(Extracted data entries)

◇ ◇ ◇ ◇ ◇ ◇ ◇

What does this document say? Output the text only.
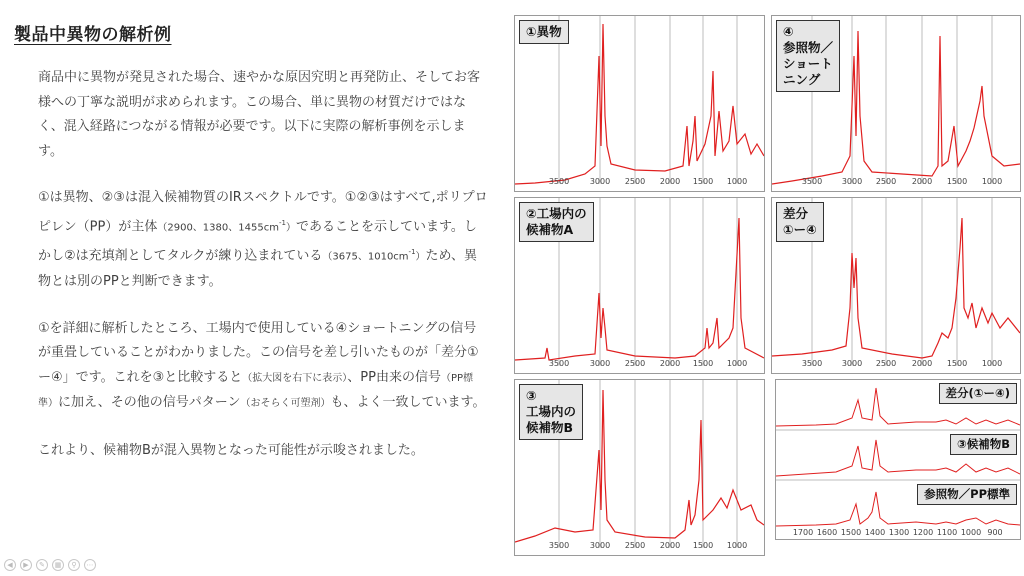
製品中異物の解析例

商品中に異物が発見された場合、速やかな原因究明と再発防止、そしてお客様への丁寧な説明が求められます。この場合、単に異物の材質だけではなく、混入経路につながる情報が必要です。以下に実際の解析事例を示します。

①は異物、②③は混入候補物質のIRスペクトルです。①②③はすべて,ポリプロピレン（PP）が主体（2900、1380、$1455cm^{-1}$）であることを示しています。しかし②は充填剤としてタルクが練り込まれている（3675、$1010cm^{-1}$）ため、異物とは別のPPと判断できます。

①を詳細に解析したところ、工場内で使用している④ショートニングの信号が重畳していることがわかりました。この信号を差し引いたものが「差分①ー④」です。これを③と比較すると（拡大図を右下に表示）、PP由来の信号（PP標準）に加え、その他の信号パターン（おそらく可塑剤）も、よく一致しています。

これより、候補物Bが混入異物となった可能性が示唆されました。

①異物
3500	3000 2500 2000 1500 1000
④
参照物／
ショート
ニング
3500 3000 2500 2000 1500 1000
②工場内の
候補物A
3500	3000 2500 2000 1500 1000
差分
①ー④
3500 3000 2500 2000 1500 1000
③
工場内の
候補物B
3500	3000 2500 2000 1500 1000
差分(①ー④)
③候補物B
参照物／PP標準
1700 1600 1500 1400 1300 1200 1100 1000 900
◀	▶	✎	▦	⚲	⋯
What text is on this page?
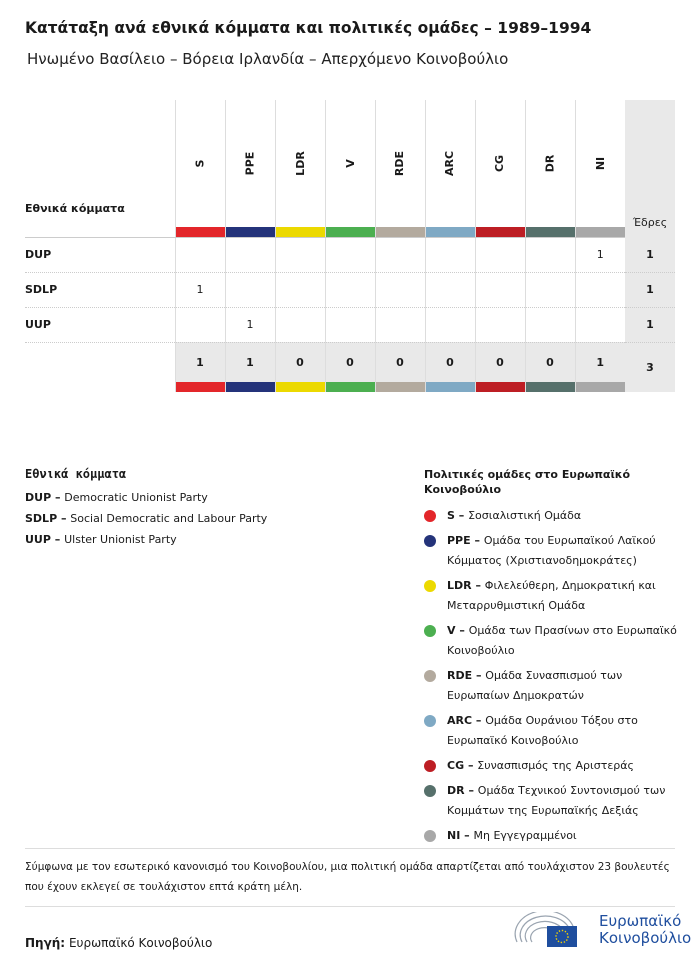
Κατάταξη ανά εθνικά κόμματα και πολιτικές ομάδες – 1989–1994
Ηνωμένο Βασίλειο – Βόρεια Ιρλανδία – Απερχόμενο Κοινοβούλιο
Εθνικά κόμματα	S	PPE	LDR	V	RDE	ARC	CG	DR	NI	Έδρες

DUP									1	1
SDLP	1									1
UUP		1								1
	1	1	0	0	0	0	0	0	1	3

Εθνικά κόμματα
DUP – Democratic Unionist Party
SDLP – Social Democratic and Labour Party
UUP – Ulster Unionist Party
Πολιτικές ομάδες στο Ευρωπαϊκό Κοινοβούλιο
S – Σοσιαλιστική Ομάδα
PPE – Ομάδα του Ευρωπαϊκού Λαϊκού Κόμματος (Χριστιανοδημοκράτες)
LDR – Φιλελεύθερη, Δημοκρατική και Μεταρρυθμιστική Ομάδα
V – Ομάδα των Πρασίνων στο Ευρωπαϊκό Κοινοβούλιο
RDE – Ομάδα Συνασπισμού των Ευρωπαίων Δημοκρατών
ARC – Ομάδα Ουράνιου Τόξου στο Ευρωπαϊκό Κοινοβούλιο
CG – Συνασπισμός της Αριστεράς
DR – Ομάδα Τεχνικού Συντονισμού των Κομμάτων της Ευρωπαϊκής Δεξιάς
NI – Μη Εγγεγραμμένοι
Σύμφωνα με τον εσωτερικό κανονισμό του Κοινοβουλίου, μια πολιτική ομάδα απαρτίζεται από τουλάχιστον 23 βουλευτές που έχουν εκλεγεί σε τουλάχιστον επτά κράτη μέλη.
Πηγή: Ευρωπαϊκό Κοινοβούλιο
Ευρωπαϊκό
Κοινοβούλιο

◇ ◇ ◇ ◇ ◇ ◇ ◇

*EXERCISE BRIEF:* Gather all lines with the string "κόμματα" from the data.

*SOLVED EXERCISE:*
Κατάταξη ανά εθνικά κόμματα και πολιτικές ομάδες – 1989–1994
Εθνικά κόμματα	S	PPE	LDR	V	RDE	ARC	CG	DR	NI	Έδρες
Εθνικά κόμματα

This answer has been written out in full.